Each record must be retyped in full. No character may differ.

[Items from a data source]
■ ■ ■
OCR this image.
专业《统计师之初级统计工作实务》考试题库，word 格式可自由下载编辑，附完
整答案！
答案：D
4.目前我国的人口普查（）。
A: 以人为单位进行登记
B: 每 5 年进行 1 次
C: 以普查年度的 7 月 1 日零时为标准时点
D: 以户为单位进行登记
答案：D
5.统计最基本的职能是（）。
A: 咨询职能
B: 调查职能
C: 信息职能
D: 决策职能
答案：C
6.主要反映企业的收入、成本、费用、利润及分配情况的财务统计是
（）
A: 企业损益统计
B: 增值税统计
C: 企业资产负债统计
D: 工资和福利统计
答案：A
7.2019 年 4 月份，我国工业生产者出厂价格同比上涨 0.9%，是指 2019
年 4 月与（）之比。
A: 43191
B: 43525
■ ■ ■
## Final answer
OCR this image.
专业《统计师之初级统计工作实务》考试题库，word 格式可自由下载编辑，附完
整答案！
答案：D
4.目前我国的人口普查（）。
A: 以人为单位进行登记
B: 每 5 年进行 1 次
C: 以普查年度的 7 月 1 日零时为标准时点
D: 以户为单位进行登记
答案：D
5.统计最基本的职能是（）。
A: 咨询职能
B: 调查职能
C: 信息职能
D: 决策职能
答案：C
6.主要反映企业的收入、成本、费用、利润及分配情况的财务统计是
（）
A: 企业损益统计
B: 增值税统计
C: 企业资产负债统计
D: 工资和福利统计
答案：A
7.2019 年 4 月份，我国工业生产者出厂价格同比上涨 0.9%，是指 2019
年 4 月与（）之比。
A: 43191
B: 43525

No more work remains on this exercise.